** begin **

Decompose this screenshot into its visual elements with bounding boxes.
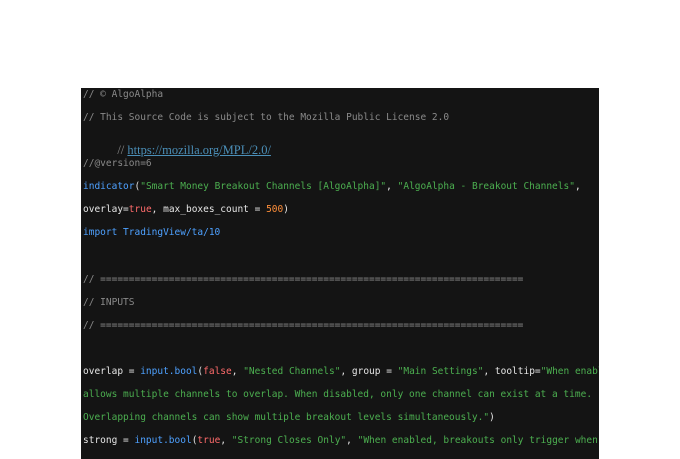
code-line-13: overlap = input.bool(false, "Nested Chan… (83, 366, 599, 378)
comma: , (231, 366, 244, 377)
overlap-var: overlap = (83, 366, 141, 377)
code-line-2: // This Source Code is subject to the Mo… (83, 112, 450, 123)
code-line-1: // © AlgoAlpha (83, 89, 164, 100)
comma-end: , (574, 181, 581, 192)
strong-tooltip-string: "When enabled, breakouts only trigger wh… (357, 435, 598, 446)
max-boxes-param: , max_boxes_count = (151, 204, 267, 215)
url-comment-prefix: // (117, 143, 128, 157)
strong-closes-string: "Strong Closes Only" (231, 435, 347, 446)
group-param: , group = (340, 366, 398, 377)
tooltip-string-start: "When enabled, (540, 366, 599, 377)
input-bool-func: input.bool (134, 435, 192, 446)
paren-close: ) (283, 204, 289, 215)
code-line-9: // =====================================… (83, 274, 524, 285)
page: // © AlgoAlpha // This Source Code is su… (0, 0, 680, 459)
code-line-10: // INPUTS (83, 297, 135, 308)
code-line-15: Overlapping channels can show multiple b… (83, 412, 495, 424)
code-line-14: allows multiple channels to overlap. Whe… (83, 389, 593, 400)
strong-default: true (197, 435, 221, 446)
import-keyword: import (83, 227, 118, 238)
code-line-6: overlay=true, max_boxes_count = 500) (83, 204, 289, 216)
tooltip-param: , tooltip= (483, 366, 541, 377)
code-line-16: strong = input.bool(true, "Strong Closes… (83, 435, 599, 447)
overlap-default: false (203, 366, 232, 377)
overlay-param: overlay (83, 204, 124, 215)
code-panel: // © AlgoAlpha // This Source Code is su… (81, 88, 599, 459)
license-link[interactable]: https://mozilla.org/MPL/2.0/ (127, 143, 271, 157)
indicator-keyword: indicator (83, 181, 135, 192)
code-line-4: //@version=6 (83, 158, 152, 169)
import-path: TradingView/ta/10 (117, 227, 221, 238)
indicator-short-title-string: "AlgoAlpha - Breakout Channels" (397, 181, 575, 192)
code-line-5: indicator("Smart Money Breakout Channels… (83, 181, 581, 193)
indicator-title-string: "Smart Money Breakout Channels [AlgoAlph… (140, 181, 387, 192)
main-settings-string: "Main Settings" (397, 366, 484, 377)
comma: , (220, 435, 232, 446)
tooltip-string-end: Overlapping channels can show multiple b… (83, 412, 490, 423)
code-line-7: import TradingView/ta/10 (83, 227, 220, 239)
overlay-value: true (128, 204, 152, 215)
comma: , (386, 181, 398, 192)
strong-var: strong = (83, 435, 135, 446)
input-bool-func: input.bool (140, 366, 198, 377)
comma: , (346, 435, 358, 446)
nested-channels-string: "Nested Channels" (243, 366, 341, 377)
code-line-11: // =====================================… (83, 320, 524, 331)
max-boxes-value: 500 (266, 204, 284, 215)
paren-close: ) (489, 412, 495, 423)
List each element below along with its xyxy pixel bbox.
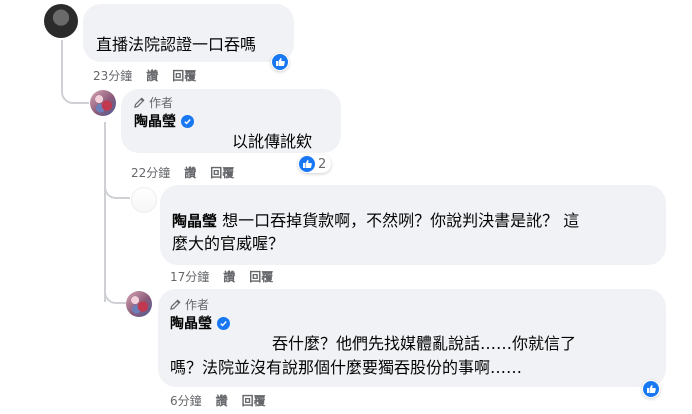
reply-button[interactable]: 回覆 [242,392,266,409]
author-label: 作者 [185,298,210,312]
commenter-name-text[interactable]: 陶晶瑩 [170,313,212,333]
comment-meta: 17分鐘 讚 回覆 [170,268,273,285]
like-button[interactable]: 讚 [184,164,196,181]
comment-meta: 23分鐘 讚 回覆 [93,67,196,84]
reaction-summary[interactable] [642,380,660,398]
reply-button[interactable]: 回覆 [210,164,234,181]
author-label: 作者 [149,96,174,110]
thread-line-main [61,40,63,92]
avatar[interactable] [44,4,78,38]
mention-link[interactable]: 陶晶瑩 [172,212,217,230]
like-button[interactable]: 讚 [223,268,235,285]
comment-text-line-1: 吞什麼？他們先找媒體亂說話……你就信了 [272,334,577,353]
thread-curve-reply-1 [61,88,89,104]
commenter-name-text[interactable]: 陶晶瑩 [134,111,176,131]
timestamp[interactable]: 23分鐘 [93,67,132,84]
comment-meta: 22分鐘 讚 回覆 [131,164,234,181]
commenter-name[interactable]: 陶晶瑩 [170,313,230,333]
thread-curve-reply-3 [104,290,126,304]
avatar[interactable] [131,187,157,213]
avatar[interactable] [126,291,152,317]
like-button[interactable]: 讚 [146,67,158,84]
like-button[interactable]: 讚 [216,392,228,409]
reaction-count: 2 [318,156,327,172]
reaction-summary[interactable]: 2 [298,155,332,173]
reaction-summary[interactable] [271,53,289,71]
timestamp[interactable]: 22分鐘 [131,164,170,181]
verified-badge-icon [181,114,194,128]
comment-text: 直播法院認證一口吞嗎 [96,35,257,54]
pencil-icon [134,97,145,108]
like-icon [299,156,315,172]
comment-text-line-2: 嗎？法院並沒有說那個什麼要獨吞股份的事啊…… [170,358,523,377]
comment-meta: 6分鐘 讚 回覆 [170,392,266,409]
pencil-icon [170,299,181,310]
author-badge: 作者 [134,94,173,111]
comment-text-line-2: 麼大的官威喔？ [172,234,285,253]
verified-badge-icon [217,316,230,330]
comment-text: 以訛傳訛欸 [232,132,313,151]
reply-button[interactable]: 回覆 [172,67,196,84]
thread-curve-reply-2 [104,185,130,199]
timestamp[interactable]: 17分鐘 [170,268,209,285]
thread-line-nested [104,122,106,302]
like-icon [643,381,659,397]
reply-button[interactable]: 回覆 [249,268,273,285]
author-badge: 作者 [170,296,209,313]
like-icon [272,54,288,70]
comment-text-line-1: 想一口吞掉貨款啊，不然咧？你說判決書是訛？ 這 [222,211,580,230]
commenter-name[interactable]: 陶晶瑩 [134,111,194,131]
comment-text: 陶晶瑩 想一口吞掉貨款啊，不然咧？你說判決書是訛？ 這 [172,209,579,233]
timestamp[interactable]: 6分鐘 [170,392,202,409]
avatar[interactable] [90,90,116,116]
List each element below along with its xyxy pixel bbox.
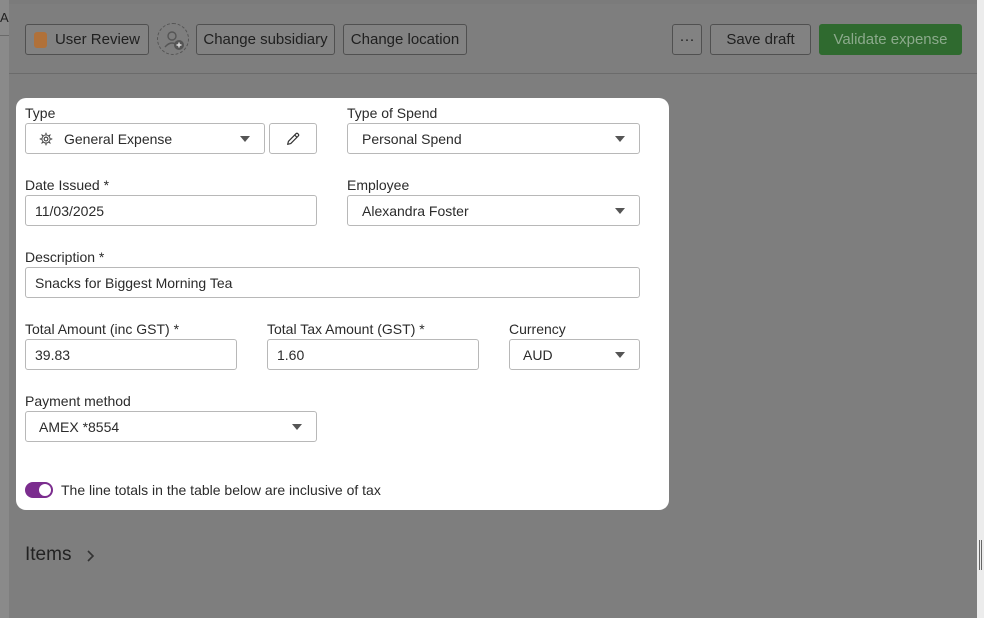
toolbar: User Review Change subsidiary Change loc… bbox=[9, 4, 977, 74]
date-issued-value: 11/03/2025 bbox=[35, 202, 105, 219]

** end **

» **Work to do**: Can you turn every line of the material above into a JSON list of strings, one string per line, skipping blank lines and leaving out the pictures?

» **Solution to this task**:
[
  "Decompose this screenshot into its visual elements with bounding boxes.",
  "code-line-13: overlap = input.bool(false, \"Nested Chan… (83, 366, 599, 378)",
  "comma: , (231, 366, 244, 377)",
  "overlap-var: overlap = (83, 366, 141, 377)",
  "code-line-2: // This Source Code is subject to the Mo… (83, 112, 450, 123)",
  "code-line-1: // © AlgoAlpha (83, 89, 164, 100)",
  "comma-end: , (574, 181, 581, 192)",
  "strong-tooltip-string: \"When enabled, breakouts only trigger wh… (357, 435, 598, 446)",
  "max-boxes-param: , max_boxes_count = (151, 204, 267, 215)",
  "url-comment-prefix: // (117, 143, 128, 157)",
  "strong-closes-string: \"Strong Closes Only\" (231, 435, 347, 446)",
  "group-param: , group = (340, 366, 398, 377)",
  "tooltip-string-start: \"When enabled, (540, 366, 599, 377)",
  "input-bool-func: input.bool (134, 435, 192, 446)",
  "paren-close: ) (283, 204, 289, 215)",
  "code-line-9: // =====================================… (83, 274, 524, 285)",
  "page: // © AlgoAlpha // This Source Code is su… (0, 0, 680, 459)",
  "code-line-10: // INPUTS (83, 297, 135, 308)",
  "code-line-15: Overlapping channels can show multiple b… (83, 412, 495, 424)",
  "code-line-14: allows multiple channels to overlap. Whe… (83, 389, 593, 400)",
  "strong-default: true (197, 435, 221, 446)",
  "import-keyword: import (83, 227, 118, 238)",
  "code-line-6: overlay=true, max_boxes_count = 500) (83, 204, 289, 216)",
  "tooltip-param: , tooltip= (483, 366, 541, 377)",
  "code-line-16: strong = input.bool(true, \"Strong Closes… (83, 435, 599, 447)",
  "overlap-default: false (203, 366, 232, 377)",
  "overlay-param: overlay (83, 204, 124, 215)",
  "code-panel: // © AlgoAlpha // This Source Code is su… (81, 88, 599, 459)",
  "license-link[interactable]: https://mozilla.org/MPL/2.0/ (127, 143, 271, 157)",
  "indicator-keyword: indicator (83, 181, 135, 192)",
  "code-line-4: //@version=6 (83, 158, 152, 169)",
  "import-path: TradingView/ta/10 (117, 227, 221, 238)",
  "indicator-short-title-string: \"AlgoAlpha - Breakout Channels\" (397, 181, 575, 192)",
  "code-line-5: indicator(\"Smart Money Breakout Channels… (83, 181, 581, 193)",
  "indicator-title-string: \"Smart Money Breakout Channels [AlgoAlph… (140, 181, 387, 192)",
  "main-settings-string: \"Main Settings\" (397, 366, 484, 377)",
  "comma: , (220, 435, 232, 446)",
  "tooltip-string-end: Overlapping channels can show multiple b… (83, 412, 490, 423)",
  "code-line-7: import TradingView/ta/10 (83, 227, 220, 239)",
  "overlay-value: true (128, 204, 152, 215)",
  "comma: , (386, 181, 398, 192)",
  "strong-var: strong = (83, 435, 135, 446)",
  "input-bool-func: input.bool (140, 366, 198, 377)",
  "comma: , (346, 435, 358, 446)",
  "nested-channels-string: \"Nested Channels\" (243, 366, 341, 377)",
  "code-line-11: // =====================================… (83, 320, 524, 331)",
  "max-boxes-value: 500 (266, 204, 284, 215)",
  "paren-close: ) (489, 412, 495, 423)",
  "List each element below along with its xyxy pixel bbox.",
  "reply-button[interactable]: 回覆 [242,392,266,409]",
  "author-label: 作者 [185,298,210,312]",
  "commenter-name-text[interactable]: 陶晶瑩 [170,313,212,333]",
  "comment-meta: 17分鐘 讚 回覆 [170,268,273,285]",
  "like-button[interactable]: 讚 [184,164,196,181]",
  "comment-meta: 23分鐘 讚 回覆 [93,67,196,84]",
  "reaction-summary[interactable] [642,380,660,398]",
  "reply-button[interactable]: 回覆 [210,164,234,181]",
  "author-label: 作者 [149,96,174,110]",
  "thread-line-main [61,40,63,92]",
  "avatar[interactable] [44,4,78,38]",
  "mention-link[interactable]: 陶晶瑩 [172,212,217,230]",
  "like-button[interactable]: 讚 [223,268,235,285]",
  "comment-text-line-1: 吞什麼？他們先找媒體亂說話……你就信了 [272,334,577,353]",
  "thread-curve-reply-1 [61,88,89,104]",
  "commenter-name-text[interactable]: 陶晶瑩 [134,111,176,131]",
  "timestamp[interactable]: 23分鐘 [93,67,132,84]",
  "comment-meta: 22分鐘 讚 回覆 [131,164,234,181]",
  "commenter-name[interactable]: 陶晶瑩 [170,313,230,333]",
  "thread-curve-reply-3 [104,290,126,304]",
  "avatar[interactable] [131,187,157,213]",
  "avatar[interactable] [126,291,152,317]",
  "like-button[interactable]: 讚 [146,67,158,84]",
  "like-button[interactable]: 讚 [216,392,228,409]",
  "reaction-count: 2 [318,156,327,172]",
  "reaction-summary[interactable]: 2 [298,155,332,173]",
  "reaction-summary[interactable] [271,53,289,71]",
  "timestamp[interactable]: 22分鐘 [131,164,170,181]",
  "verified-badge-icon [181,114,194,128]",
  "comment-text: 直播法院認證一口吞嗎 [96,35,257,54]",
  "pencil-icon [134,97,145,108]",
  "like-icon [299,156,315,172]",
  "comment-text-line-2: 嗎？法院並沒有說那個什麼要獨吞股份的事啊…… [170,358,523,377]",
  "comment-meta: 6分鐘 讚 回覆 [170,392,266,409]",
  "pencil-icon [170,299,181,310]",
  "author-badge: 作者 [134,94,173,111]",
  "comment-text-line-2: 麼大的官威喔？ [172,234,285,253]",
  "verified-badge-icon [217,316,230,330]",
  "comment-text: 以訛傳訛欸 [232,132,313,151]",
  "reply-button[interactable]: 回覆 [172,67,196,84]",
  "thread-curve-reply-2 [104,185,130,199]",
  "timestamp[interactable]: 17分鐘 [170,268,209,285]",
  "thread-line-nested [104,122,106,302]",
  "like-icon [643,381,659,397]",
  "reply-button[interactable]: 回覆 [249,268,273,285]",
  "author-badge: 作者 [170,296,209,313]",
  "like-icon [272,54,288,70]",
  "comment-text-line-1: 想一口吞掉貨款啊，不然咧？你說判決書是訛？ 這 [222,211,580,230]",
  "commenter-name[interactable]: 陶晶瑩 [134,111,194,131]",
  "comment-text: 陶晶瑩 想一口吞掉貨款啊，不然咧？你說判決書是訛？ 這 [172,209,579,233]",
  "timestamp[interactable]: 6分鐘 [170,392,202,409]",
  "avatar[interactable] [90,90,116,116]",
  "List each element below along with its xyxy pixel bbox.",
  "toolbar: User Review Change subsidiary Change loc… bbox=[9, 4, 977, 74]",
  "date-issued-value: 11/03/2025 bbox=[35, 202, 105, 219]"
]